[What needs to be done] Of the lines in this listing, how many contain the word "Odtwarzaj"? Give the number and nothing else.

[Material provided]
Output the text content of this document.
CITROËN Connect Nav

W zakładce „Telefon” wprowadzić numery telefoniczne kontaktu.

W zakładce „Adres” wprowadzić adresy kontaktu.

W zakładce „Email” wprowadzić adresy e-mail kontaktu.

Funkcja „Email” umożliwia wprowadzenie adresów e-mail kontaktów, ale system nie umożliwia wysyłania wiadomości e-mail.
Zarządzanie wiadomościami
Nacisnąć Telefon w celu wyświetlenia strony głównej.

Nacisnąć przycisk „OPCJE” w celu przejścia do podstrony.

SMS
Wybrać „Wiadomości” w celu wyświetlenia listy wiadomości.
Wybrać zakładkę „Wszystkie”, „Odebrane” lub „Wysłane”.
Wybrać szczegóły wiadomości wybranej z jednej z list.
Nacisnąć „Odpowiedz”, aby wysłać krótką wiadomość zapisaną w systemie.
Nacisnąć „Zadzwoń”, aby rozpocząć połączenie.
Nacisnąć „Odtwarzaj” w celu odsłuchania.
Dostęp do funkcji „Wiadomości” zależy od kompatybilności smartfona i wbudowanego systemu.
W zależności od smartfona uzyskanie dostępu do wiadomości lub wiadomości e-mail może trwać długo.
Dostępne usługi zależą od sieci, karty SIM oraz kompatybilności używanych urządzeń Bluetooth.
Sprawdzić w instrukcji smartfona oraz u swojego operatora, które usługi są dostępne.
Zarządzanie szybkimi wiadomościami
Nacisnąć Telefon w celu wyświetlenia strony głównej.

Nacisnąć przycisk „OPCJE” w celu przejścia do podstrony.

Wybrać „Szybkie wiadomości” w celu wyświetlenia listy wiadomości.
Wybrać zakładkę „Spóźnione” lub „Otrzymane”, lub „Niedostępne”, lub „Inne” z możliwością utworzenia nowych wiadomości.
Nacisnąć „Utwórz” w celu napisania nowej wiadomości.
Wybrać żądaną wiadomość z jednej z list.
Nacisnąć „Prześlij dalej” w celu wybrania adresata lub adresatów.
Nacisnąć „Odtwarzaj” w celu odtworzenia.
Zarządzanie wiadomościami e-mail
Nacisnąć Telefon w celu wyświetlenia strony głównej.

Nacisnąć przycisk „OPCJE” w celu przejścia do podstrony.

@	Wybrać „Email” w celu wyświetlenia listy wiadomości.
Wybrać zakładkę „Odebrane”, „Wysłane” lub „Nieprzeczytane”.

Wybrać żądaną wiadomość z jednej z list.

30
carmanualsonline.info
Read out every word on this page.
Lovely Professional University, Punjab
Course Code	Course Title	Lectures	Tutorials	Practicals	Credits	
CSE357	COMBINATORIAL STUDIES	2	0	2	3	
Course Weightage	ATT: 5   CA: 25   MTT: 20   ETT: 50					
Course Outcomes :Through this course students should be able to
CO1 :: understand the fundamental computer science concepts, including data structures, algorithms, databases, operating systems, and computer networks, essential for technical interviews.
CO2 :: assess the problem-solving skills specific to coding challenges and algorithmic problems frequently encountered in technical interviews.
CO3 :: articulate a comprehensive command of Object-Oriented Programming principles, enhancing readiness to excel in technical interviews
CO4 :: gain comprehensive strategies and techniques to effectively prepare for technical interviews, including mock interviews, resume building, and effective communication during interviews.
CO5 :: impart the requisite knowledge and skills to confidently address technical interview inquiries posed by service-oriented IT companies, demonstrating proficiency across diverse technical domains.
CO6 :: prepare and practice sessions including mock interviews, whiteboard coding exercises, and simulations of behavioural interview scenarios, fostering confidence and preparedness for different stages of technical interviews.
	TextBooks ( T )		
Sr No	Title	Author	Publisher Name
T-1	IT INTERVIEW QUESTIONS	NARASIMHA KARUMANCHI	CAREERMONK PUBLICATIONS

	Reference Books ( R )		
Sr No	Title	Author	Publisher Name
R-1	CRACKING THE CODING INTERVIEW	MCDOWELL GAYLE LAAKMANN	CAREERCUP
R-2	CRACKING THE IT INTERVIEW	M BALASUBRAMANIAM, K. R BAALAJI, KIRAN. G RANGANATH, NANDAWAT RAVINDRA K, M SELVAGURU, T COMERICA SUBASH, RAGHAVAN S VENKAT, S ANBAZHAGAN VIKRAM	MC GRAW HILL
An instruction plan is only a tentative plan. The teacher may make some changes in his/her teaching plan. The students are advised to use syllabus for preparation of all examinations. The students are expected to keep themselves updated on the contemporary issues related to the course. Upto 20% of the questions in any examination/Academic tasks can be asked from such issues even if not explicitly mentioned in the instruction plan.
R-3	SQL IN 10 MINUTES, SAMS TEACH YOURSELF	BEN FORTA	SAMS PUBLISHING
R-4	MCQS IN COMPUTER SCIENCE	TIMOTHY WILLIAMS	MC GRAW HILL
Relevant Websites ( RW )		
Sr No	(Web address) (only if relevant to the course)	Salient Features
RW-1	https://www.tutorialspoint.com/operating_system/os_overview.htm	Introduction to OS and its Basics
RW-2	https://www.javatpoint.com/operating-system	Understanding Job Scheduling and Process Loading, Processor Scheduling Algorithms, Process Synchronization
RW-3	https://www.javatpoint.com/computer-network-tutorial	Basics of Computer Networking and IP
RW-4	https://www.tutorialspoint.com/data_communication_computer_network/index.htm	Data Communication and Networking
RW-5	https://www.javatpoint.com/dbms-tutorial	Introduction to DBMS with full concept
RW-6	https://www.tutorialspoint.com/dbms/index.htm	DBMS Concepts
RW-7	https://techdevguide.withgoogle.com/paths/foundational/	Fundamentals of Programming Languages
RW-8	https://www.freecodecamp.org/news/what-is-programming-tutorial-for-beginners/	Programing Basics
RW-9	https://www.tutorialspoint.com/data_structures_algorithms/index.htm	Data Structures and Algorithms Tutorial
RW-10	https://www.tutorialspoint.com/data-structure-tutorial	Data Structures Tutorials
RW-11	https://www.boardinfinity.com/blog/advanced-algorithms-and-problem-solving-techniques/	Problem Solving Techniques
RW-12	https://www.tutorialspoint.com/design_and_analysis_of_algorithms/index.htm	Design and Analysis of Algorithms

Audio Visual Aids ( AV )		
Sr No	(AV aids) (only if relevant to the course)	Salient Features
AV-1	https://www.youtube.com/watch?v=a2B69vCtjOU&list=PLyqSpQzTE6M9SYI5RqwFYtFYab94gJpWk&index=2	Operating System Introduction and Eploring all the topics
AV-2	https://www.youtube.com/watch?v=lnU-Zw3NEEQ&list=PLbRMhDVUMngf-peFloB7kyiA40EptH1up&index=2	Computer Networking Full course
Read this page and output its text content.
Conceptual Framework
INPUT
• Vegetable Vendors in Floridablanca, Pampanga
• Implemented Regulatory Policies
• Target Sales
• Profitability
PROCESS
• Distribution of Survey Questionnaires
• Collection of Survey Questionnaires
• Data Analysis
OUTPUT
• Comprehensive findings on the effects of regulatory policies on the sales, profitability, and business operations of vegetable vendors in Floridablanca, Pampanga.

[Response for this exercise] 2